## Things to do:
**a)** Check each of these statements against the article on naloxone in Vermont. For each, answer yes or no and quote the words of the article that decide it. (i) The bulletin board had 37 check marks by the end of June. (ii) The Vermont Legislature passed the law after Gov. Peter Shumlin's State of the State speech. (iii) The Health Department gave the Naloxone kits only to addicts themselves.
**b)** In the article on naloxone in Vermont, what position does Tom Dalton hold?
**c)** Carry on the article on naloxone in Vermont, starting after its last sentence.

[Opening Text segment section]

MONTPELIER -- A bulletin board in the HowardCenter Safe Recovery center near downtown Burlington shows check marks made in the last six months when a heroin antidote drug has been used to revive someone found unresponsive after using opiates.
By the end of June, the bulletin board had 37 check marks -- equivalent to more than one a week -- since the Vermont Health Department began distributing the Naloxone kits directly to addicts, their friends or their family members.
"It helped generate interest," said Tom Dalton, coordinator for the HowardCenter's Safe Recovery program. "And they see that and think, ‘Wow, it's really working."'
The Vermont Legislature passed a law last year that allows people close to addicts to distribute Naloxone to them. The same law also made it possible for people to call for help for an overdosing addict without fear of being prosecuted.
The law was passed before Gov. Peter Shumlin devoted his entire State of the State speech in January to the state's struggle with heroin and other opiate drugs.

[Closing Text segment section]
[Opening Data extract section]

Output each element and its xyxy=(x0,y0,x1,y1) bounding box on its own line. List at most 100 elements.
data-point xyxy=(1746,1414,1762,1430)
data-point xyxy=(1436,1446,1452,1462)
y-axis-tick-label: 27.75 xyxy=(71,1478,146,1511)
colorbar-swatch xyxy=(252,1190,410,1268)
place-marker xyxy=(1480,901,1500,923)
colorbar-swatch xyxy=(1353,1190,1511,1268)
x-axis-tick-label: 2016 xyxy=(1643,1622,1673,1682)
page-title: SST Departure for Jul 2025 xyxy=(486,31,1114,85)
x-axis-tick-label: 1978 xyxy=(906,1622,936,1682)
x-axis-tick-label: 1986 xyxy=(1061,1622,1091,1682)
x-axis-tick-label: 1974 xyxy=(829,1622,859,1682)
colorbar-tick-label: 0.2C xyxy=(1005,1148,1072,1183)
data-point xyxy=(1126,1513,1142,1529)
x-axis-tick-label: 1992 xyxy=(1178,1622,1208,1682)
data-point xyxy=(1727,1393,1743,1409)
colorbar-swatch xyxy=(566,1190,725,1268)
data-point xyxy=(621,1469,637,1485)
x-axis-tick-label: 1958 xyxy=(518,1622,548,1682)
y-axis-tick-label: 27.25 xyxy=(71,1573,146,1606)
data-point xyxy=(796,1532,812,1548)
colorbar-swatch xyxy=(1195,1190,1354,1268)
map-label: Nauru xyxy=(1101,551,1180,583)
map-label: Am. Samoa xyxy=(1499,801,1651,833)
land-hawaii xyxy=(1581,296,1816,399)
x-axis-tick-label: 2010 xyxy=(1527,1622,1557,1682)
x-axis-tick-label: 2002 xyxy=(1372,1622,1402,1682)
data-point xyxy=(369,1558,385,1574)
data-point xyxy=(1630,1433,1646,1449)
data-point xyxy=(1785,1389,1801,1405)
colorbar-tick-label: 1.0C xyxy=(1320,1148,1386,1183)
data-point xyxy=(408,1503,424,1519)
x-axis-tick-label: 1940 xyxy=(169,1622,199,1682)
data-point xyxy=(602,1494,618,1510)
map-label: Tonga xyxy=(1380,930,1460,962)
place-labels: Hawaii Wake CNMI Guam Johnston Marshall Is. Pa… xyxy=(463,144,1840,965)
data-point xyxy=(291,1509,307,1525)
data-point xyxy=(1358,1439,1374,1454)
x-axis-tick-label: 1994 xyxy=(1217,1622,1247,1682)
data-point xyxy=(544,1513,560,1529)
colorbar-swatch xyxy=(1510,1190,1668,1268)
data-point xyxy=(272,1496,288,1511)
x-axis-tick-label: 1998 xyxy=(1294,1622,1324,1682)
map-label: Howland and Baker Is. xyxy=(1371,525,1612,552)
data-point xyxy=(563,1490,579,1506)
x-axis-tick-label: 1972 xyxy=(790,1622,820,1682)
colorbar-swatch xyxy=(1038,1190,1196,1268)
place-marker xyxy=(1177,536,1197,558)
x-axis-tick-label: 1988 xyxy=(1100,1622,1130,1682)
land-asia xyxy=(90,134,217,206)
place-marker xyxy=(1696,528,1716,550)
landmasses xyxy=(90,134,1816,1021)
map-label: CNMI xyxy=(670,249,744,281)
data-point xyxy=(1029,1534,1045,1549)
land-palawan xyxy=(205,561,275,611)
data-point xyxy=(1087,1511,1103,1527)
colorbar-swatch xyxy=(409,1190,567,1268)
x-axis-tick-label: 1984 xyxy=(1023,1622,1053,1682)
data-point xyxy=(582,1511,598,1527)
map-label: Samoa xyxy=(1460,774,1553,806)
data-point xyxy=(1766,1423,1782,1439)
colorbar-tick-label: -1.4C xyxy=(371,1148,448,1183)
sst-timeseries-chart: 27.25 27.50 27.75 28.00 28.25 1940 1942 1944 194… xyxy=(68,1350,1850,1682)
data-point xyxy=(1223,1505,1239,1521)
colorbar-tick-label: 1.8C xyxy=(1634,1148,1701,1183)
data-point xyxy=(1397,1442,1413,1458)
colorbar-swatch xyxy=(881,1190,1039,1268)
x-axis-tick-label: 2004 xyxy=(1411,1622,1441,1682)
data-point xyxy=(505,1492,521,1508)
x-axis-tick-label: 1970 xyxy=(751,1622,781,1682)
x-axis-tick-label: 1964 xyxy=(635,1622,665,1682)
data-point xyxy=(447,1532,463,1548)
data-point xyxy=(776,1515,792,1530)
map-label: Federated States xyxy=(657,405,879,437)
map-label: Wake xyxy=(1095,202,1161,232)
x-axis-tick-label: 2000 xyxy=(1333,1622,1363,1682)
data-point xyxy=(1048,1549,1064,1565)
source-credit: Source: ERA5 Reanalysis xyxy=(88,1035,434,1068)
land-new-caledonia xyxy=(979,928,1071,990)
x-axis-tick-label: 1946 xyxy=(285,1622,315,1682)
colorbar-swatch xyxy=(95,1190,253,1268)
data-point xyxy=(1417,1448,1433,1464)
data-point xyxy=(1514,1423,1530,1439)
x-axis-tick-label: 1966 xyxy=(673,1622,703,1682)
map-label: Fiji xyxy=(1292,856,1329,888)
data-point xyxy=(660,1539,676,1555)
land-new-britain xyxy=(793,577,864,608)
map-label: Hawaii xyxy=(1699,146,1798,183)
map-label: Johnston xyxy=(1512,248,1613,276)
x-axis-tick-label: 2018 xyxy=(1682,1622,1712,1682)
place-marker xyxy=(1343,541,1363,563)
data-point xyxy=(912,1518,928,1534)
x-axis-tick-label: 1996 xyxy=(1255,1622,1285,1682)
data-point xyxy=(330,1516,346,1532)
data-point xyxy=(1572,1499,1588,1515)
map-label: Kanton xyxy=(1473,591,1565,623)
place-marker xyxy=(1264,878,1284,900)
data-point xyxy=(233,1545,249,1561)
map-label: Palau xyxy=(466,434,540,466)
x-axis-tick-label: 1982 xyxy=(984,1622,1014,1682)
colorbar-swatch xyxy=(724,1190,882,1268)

[Closing Data extract section]

## Results by task:
**a)**
(i) Yes: "By the end of June, the bulletin board had 37 check marks"
(ii) No: "The law was passed before Gov. Peter Shumlin devoted his entire State of the State speech in January"
(iii) No: "directly to addicts, their friends or their family members"

**b)** He is coordinator for the HowardCenter's Safe Recovery program.

**c)**
In December, the Vermont Health Department began distributing the Naloxone kits to five locations that provide services to drug users. The Health Department says 38 kits were used in the first six months, with 37 of those distributed by the HowardCenter.
Officials can't say whether the kits saved any lives. They say it's possible some users would have survived without the Naloxone, but the kits aren't given unless the victim is unresponsive. It's likely many would have died.
Dalton said he worried that clients wouldn't want the kits because they are required to go through training, but they were well received.
"People were very excited about it," Dalton said. "They felt like it was a very positive development and were willing to do the brief training."
Clients are asked to report back when the kits are used. It gives outreach workers the opportunity to replace the kits, and it's a chance to talk, Dalton said.
"Of the people that are currently using, having a conversation about overdose and how common overdose is, getting them thinking about their health and their welfare, also gives us an opportunity to talk about treatment," Dalton said.
Dalton and others are still collecting the stories of people who have used the kits. In one case, Dalton said, a kit was offered to a couple who declined it, but they later used one given to another recipient, Dalton said.
Kits have also been distributed in White River Junction, which also serves New Hampshire clients, and in the Vermont towns of Rutland, St. Johnsbury and Berlin.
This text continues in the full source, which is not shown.